> THE TASK: Retype the lines from the one containing "thermometer-icon: [374, 333, 430, 403]" through the one containing "news-card-toggle[interactable]: [530, 1193, 602, 1237]", including both of those lines, without changing anything.

>> BEGIN DATASET EXCERPTS

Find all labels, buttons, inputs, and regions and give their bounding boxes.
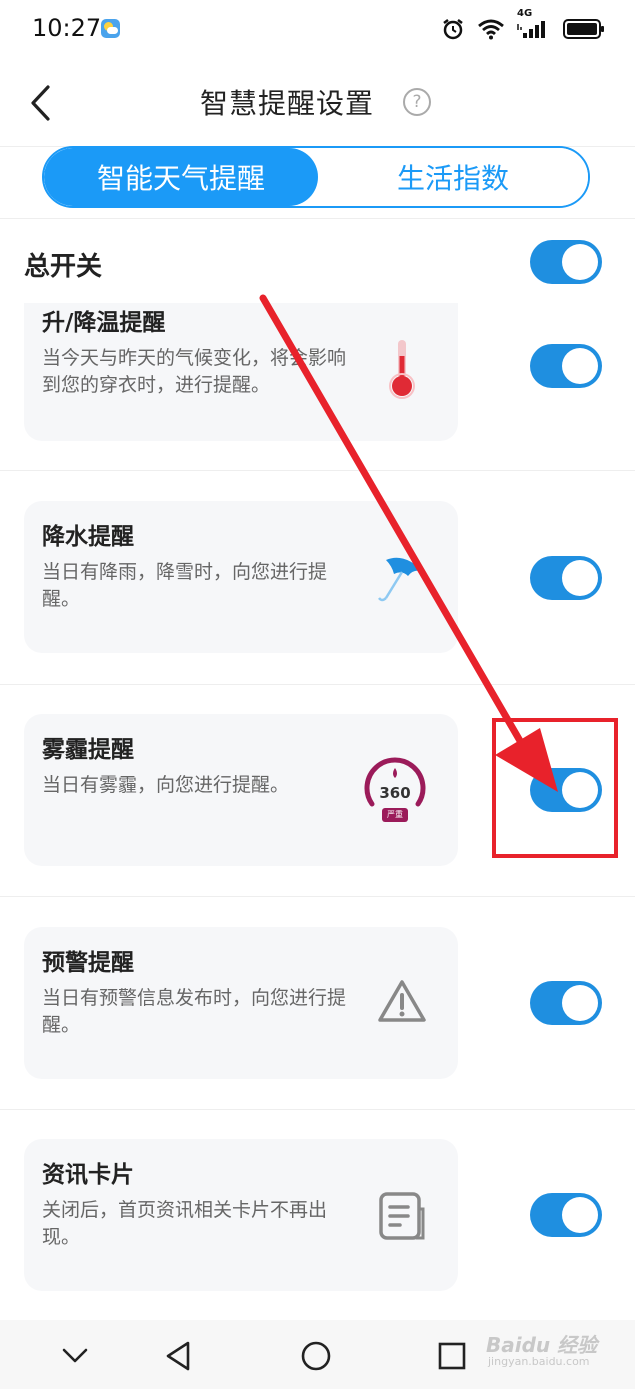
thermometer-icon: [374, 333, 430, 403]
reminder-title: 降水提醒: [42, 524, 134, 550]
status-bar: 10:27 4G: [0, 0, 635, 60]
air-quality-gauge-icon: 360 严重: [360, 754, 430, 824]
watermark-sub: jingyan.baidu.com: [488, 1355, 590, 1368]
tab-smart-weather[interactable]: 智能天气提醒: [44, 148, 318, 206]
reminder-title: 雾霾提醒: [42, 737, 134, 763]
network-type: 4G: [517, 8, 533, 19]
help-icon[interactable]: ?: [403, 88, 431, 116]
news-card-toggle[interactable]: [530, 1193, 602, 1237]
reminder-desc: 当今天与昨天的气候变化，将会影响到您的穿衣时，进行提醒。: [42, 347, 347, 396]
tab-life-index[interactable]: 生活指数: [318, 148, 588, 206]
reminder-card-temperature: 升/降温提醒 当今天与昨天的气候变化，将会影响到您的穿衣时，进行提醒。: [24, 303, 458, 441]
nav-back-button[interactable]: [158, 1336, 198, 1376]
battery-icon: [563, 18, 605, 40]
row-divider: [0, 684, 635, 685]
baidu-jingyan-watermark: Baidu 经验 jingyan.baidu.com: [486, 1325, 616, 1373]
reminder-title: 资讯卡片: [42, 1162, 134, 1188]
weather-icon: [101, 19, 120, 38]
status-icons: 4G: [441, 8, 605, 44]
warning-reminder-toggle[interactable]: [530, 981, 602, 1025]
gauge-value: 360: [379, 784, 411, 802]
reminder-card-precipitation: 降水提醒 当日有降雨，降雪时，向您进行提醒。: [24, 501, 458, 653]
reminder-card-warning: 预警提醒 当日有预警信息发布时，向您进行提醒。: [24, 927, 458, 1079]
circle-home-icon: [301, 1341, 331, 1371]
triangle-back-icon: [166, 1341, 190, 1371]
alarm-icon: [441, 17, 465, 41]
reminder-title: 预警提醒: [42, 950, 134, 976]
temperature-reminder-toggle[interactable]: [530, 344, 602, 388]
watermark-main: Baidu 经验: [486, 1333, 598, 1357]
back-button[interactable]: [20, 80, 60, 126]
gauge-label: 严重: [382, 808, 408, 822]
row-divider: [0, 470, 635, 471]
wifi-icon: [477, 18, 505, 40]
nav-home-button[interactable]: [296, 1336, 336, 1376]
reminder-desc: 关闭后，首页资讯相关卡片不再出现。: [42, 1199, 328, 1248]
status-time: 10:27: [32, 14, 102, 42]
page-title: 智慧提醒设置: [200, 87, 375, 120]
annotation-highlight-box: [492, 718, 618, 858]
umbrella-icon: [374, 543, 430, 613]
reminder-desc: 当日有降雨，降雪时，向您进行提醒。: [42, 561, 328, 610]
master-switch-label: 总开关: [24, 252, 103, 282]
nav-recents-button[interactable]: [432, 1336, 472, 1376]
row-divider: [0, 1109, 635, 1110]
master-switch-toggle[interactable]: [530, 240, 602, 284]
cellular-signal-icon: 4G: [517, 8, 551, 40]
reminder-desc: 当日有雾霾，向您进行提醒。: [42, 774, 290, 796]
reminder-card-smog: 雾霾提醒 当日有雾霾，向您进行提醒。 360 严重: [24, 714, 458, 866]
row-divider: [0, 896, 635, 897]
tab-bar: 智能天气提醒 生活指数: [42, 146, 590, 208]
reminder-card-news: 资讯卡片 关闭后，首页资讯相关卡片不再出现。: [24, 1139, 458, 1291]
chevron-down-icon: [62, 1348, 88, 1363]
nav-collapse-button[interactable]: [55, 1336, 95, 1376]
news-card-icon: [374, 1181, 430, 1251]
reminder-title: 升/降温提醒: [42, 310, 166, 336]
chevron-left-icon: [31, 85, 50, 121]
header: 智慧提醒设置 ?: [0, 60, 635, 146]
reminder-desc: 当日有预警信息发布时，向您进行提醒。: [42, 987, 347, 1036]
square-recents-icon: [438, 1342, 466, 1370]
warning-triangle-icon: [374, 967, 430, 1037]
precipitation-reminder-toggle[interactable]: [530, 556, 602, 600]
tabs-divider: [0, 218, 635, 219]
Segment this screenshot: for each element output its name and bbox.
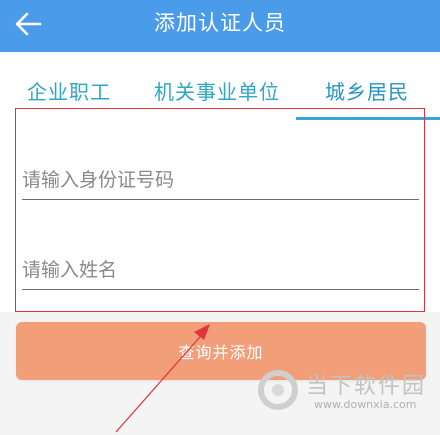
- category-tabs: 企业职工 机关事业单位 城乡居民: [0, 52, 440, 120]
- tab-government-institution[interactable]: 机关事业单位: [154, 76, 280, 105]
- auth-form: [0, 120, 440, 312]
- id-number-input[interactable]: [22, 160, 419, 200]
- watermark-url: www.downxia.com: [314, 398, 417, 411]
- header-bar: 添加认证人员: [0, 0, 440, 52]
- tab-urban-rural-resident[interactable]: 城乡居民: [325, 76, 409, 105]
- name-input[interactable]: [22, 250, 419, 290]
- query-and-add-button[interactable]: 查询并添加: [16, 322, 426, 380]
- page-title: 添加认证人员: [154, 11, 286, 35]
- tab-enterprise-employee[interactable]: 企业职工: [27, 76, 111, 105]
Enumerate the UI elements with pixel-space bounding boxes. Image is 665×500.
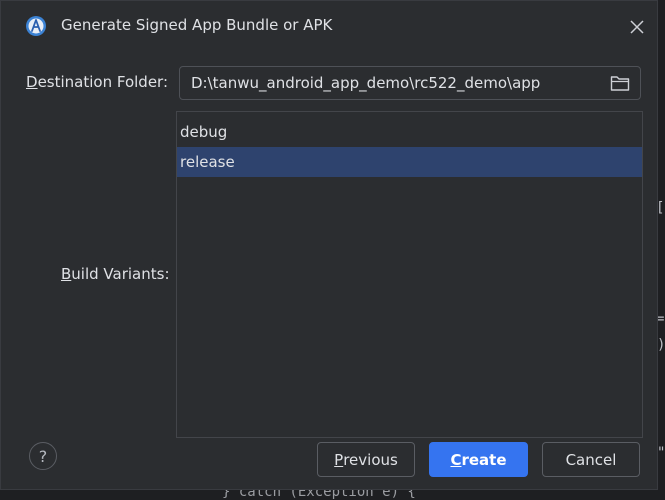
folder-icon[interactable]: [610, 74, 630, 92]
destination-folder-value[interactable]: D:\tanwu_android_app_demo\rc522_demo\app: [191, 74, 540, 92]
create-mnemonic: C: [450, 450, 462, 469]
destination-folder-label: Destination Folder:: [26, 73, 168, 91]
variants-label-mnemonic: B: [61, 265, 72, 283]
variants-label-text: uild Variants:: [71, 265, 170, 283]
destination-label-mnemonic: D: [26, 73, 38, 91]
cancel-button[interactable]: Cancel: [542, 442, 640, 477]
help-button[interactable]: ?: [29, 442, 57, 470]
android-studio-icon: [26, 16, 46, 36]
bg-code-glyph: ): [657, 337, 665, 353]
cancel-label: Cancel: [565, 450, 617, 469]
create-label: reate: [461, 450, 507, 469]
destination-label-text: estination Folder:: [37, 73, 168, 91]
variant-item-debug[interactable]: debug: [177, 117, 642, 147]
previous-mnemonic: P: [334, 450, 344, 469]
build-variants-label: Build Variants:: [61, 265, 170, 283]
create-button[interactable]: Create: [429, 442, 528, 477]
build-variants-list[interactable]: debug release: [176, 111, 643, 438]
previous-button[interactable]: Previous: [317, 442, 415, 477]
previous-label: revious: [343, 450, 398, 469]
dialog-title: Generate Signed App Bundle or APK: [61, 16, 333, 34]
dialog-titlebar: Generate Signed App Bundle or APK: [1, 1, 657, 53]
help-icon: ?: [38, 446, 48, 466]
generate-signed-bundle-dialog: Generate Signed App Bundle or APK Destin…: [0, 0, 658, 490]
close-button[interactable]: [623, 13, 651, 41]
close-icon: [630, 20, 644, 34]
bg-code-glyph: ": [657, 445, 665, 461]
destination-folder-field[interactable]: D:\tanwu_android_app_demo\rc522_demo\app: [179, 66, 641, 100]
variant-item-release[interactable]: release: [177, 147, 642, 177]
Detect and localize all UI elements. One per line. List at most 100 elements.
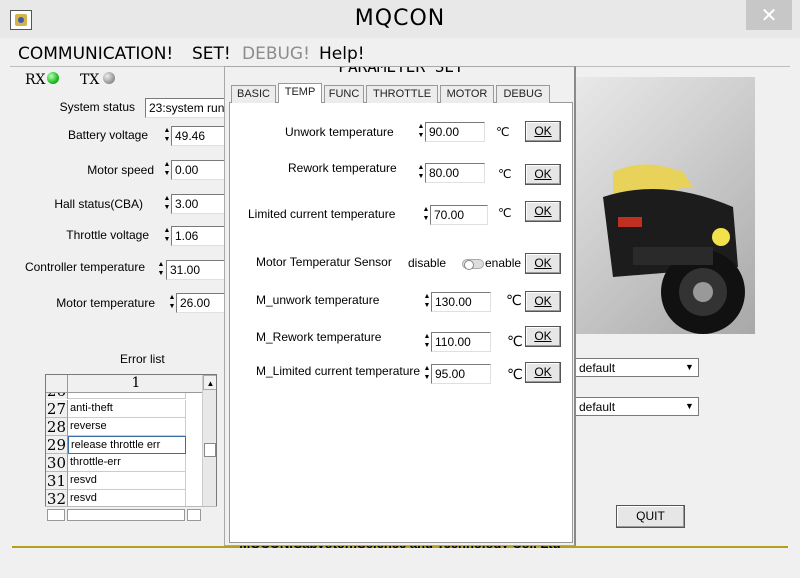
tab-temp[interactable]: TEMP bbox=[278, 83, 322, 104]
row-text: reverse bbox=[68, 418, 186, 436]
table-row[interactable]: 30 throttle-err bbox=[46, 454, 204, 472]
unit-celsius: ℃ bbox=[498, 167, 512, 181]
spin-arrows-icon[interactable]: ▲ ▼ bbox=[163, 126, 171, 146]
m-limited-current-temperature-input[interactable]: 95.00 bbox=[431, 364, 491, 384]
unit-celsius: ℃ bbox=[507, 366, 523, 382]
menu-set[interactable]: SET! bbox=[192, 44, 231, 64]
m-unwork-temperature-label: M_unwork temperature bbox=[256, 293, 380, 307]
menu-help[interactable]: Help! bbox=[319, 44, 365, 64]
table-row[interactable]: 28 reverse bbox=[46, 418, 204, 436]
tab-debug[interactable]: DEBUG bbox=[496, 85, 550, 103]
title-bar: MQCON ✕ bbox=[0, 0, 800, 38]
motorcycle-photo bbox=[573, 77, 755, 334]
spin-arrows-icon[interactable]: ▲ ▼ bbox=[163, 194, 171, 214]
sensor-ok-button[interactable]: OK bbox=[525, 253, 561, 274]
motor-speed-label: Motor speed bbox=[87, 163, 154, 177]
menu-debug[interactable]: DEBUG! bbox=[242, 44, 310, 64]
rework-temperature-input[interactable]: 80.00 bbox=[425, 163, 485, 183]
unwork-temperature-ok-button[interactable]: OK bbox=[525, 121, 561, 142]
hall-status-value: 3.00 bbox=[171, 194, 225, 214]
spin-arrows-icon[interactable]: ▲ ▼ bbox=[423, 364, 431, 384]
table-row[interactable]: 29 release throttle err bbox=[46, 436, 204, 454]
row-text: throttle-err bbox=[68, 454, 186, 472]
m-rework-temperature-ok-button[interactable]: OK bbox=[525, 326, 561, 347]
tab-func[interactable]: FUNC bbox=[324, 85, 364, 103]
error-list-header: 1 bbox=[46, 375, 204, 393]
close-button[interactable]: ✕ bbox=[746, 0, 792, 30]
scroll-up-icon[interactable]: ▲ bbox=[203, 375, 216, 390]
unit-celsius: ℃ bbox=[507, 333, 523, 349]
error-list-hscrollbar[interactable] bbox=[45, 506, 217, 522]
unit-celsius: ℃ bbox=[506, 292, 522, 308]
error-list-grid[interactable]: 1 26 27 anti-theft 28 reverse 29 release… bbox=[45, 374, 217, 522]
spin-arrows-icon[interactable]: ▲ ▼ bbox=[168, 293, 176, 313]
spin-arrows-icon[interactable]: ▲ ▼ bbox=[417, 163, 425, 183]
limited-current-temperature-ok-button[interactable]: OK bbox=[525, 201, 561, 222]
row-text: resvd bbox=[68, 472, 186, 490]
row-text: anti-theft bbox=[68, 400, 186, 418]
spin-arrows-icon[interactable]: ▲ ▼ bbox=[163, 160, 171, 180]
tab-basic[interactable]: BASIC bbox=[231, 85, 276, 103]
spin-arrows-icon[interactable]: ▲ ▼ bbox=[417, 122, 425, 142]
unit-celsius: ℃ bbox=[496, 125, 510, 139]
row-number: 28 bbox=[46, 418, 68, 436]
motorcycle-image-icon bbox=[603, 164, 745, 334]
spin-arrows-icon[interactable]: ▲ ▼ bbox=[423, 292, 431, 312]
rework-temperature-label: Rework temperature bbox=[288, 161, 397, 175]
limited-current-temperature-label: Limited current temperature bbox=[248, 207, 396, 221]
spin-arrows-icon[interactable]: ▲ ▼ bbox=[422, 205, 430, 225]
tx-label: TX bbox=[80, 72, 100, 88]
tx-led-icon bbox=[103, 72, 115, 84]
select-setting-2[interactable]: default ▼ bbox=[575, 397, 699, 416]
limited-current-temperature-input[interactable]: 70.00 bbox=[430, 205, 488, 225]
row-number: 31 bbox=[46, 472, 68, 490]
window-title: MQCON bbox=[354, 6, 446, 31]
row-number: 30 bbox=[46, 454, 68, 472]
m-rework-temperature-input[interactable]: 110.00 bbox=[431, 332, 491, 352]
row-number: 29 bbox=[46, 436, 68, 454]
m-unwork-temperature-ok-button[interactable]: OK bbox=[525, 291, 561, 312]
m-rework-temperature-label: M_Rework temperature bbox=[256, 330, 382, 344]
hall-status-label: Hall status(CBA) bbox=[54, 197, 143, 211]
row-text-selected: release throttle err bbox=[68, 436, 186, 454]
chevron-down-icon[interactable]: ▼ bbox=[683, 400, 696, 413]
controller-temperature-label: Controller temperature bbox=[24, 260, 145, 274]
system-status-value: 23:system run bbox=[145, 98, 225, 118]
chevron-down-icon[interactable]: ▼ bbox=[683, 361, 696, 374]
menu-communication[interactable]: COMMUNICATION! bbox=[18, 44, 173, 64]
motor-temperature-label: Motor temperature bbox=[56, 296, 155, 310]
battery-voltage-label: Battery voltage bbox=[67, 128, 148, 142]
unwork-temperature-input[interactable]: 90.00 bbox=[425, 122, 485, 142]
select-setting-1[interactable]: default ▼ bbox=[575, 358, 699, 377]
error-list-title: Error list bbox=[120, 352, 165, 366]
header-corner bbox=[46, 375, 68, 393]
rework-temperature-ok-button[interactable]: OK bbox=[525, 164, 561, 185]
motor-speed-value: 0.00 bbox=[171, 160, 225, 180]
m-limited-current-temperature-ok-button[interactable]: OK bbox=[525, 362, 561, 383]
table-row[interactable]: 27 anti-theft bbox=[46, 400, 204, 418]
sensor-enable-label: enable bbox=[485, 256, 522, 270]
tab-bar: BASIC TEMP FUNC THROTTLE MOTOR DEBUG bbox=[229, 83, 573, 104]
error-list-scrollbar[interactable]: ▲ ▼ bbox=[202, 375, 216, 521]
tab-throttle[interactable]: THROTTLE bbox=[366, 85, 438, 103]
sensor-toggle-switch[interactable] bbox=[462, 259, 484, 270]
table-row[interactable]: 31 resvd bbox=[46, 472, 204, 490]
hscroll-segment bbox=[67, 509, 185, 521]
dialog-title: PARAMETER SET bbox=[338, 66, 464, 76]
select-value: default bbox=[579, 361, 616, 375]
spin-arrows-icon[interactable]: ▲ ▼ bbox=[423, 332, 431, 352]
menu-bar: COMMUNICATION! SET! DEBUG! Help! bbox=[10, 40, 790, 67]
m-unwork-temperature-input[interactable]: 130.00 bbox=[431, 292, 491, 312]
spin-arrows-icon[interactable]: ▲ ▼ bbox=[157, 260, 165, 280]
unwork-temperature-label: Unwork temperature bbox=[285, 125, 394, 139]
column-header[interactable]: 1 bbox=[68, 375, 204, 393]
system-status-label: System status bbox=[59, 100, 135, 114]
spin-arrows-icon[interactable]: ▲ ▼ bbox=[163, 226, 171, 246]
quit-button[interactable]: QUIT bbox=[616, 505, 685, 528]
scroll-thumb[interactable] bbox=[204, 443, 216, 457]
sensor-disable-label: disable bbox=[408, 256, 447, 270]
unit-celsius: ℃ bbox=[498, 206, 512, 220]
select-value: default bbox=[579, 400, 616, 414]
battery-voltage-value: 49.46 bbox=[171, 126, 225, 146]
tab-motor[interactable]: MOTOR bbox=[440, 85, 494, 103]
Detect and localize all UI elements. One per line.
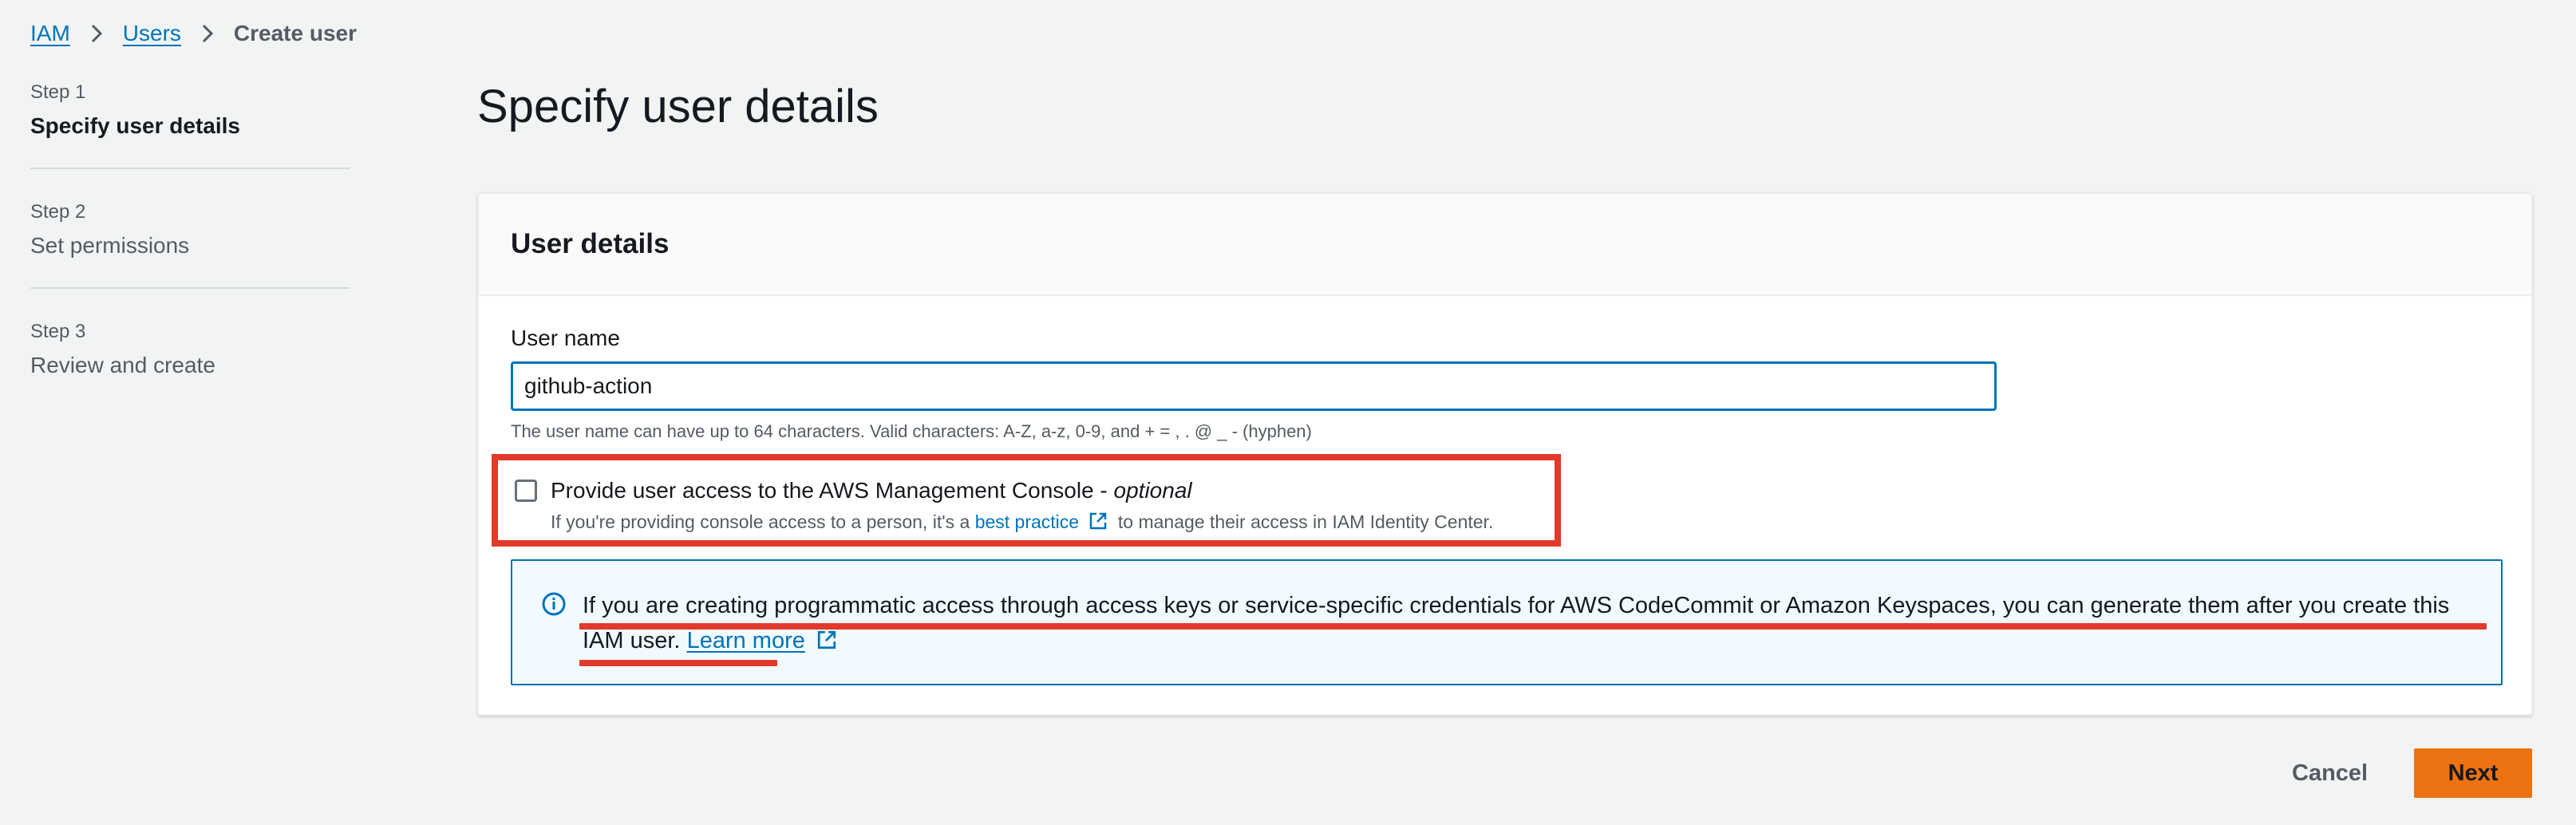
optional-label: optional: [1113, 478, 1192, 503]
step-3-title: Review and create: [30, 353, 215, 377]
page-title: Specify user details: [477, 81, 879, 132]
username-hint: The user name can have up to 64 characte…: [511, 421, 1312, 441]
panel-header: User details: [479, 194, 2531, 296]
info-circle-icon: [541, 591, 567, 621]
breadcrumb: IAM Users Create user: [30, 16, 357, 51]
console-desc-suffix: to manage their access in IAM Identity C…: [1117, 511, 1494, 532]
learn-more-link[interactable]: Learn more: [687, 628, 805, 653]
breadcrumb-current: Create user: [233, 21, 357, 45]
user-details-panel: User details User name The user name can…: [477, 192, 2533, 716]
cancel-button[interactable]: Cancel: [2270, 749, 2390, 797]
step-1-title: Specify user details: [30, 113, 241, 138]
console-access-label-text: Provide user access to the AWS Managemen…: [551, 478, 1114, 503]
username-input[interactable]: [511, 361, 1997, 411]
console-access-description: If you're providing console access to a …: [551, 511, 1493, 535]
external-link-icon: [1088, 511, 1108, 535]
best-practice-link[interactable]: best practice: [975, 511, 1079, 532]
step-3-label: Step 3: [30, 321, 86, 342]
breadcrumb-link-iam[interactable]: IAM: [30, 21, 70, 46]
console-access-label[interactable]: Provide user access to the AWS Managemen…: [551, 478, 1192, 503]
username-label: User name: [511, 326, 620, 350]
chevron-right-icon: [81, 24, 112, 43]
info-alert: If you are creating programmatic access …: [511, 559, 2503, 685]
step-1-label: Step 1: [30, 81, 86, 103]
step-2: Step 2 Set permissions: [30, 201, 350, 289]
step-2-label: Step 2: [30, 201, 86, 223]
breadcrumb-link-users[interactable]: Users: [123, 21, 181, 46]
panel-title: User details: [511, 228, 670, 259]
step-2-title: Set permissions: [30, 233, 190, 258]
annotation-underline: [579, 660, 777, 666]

>> END DATASET EXCERPTS

> THE COMPLETED TASK:
thermometer-icon: [374, 333, 430, 403]
reminder-title: 降水提醒: [42, 524, 134, 550]
status-bar: 10:27 4G: [0, 0, 635, 60]
air-quality-gauge-icon: 360 严重: [360, 754, 430, 824]
watermark-sub: jingyan.baidu.com: [488, 1355, 590, 1368]
tab-smart-weather[interactable]: 智能天气提醒: [44, 148, 318, 206]
reminder-title: 雾霾提醒: [42, 737, 134, 763]
network-type: 4G: [517, 8, 533, 19]
help-icon[interactable]: ?: [403, 88, 431, 116]
news-card-toggle[interactable]: [530, 1193, 602, 1237]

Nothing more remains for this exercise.